EXCERPTED RECORDS:
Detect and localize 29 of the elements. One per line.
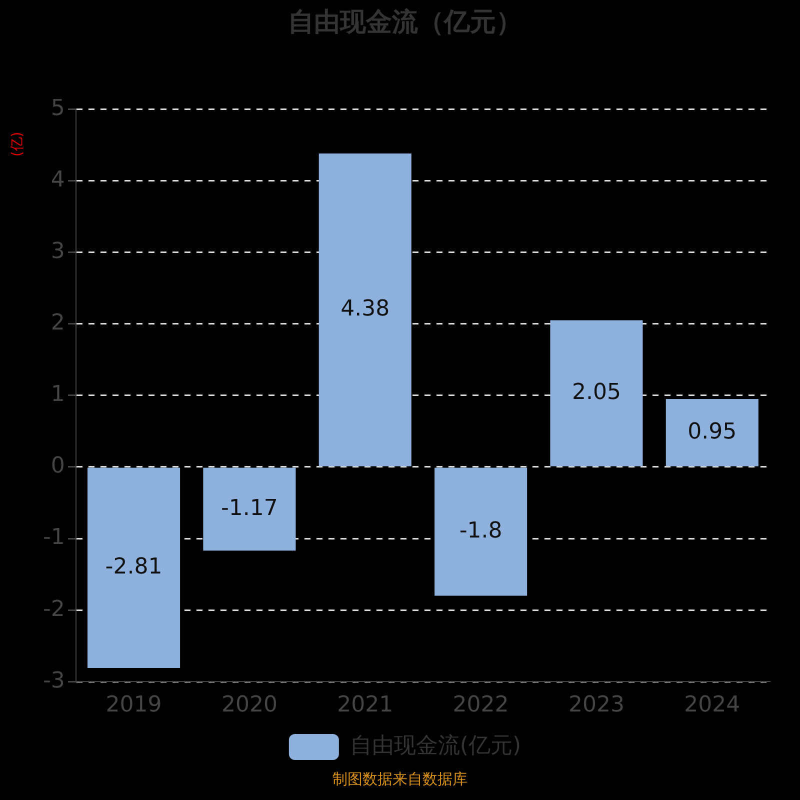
y-tick-label: 5 (50, 96, 65, 121)
x-tick-label: 2021 (337, 692, 394, 718)
data-label: -1.8 (459, 518, 502, 544)
y-tick-label: -3 (43, 668, 65, 694)
bar (203, 468, 296, 551)
x-tick-label: 2024 (684, 692, 740, 718)
bar (318, 154, 412, 466)
bar (88, 468, 180, 668)
x-tick-label: 2020 (221, 692, 278, 718)
x-tick-label: 2022 (452, 692, 509, 718)
y-tick-label: 2 (50, 310, 65, 336)
bar (666, 398, 758, 466)
text: 制图数据来自数据库 (332, 770, 468, 789)
y-tick-label: 1 (50, 382, 65, 408)
bar (550, 320, 643, 466)
x-tick-label: 2023 (568, 692, 624, 718)
y-tick-label: 3 (50, 239, 65, 264)
data-label: 2.05 (572, 380, 621, 405)
y-tick-label: -1 (43, 525, 65, 550)
data-label: 4.38 (340, 296, 390, 322)
x-tick-label: 2019 (106, 692, 162, 718)
y-tick-label: -2 (43, 596, 65, 622)
y-axis-title: (亿) (10, 132, 26, 157)
bar (434, 468, 528, 596)
data-label: -2.81 (105, 554, 162, 580)
data-label: -1.17 (220, 496, 278, 521)
y-tick-label: 4 (50, 167, 65, 192)
data-label: 0.95 (688, 419, 737, 444)
y-tick-label: 0 (50, 454, 65, 479)
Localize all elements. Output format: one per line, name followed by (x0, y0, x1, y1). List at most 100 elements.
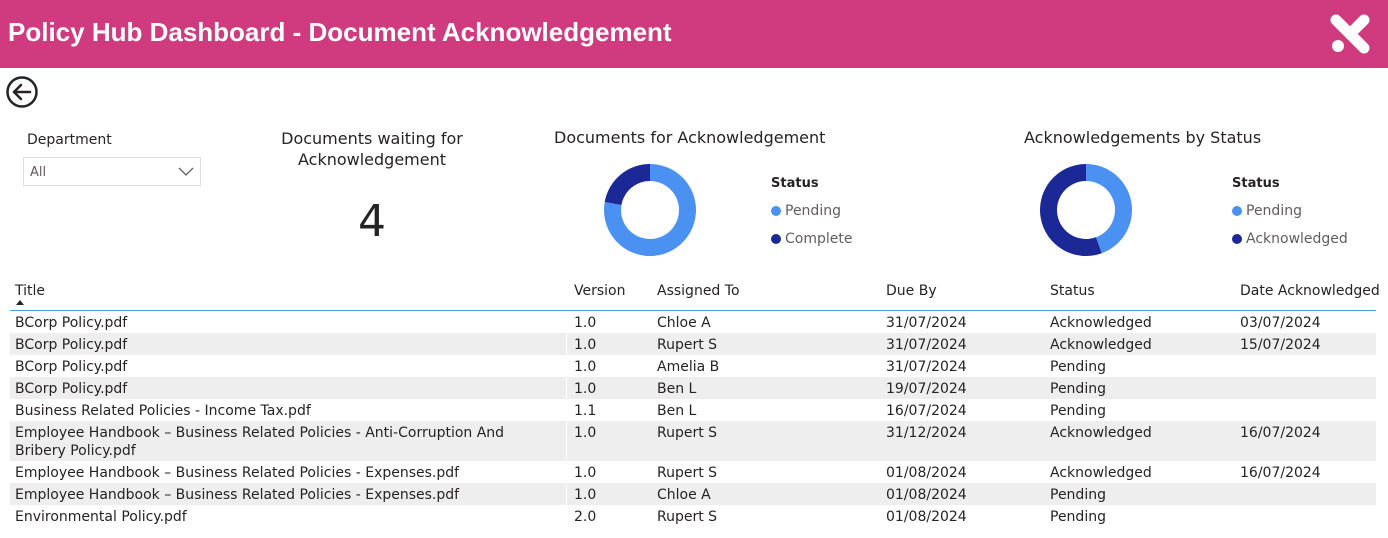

DIRECTIONS: Pull out every line above that contains the string "data". Uppercase and lowercase letters count as different.

WRITTEN SOLUTION:
data-label: -1.8 (459, 518, 502, 544)
data-label: 2.05 (572, 380, 621, 405)
data-label: 4.38 (340, 296, 390, 322)
data-label: -2.81 (105, 554, 162, 580)
data-label: -1.17 (220, 496, 278, 521)
data-label: 0.95 (688, 419, 737, 444)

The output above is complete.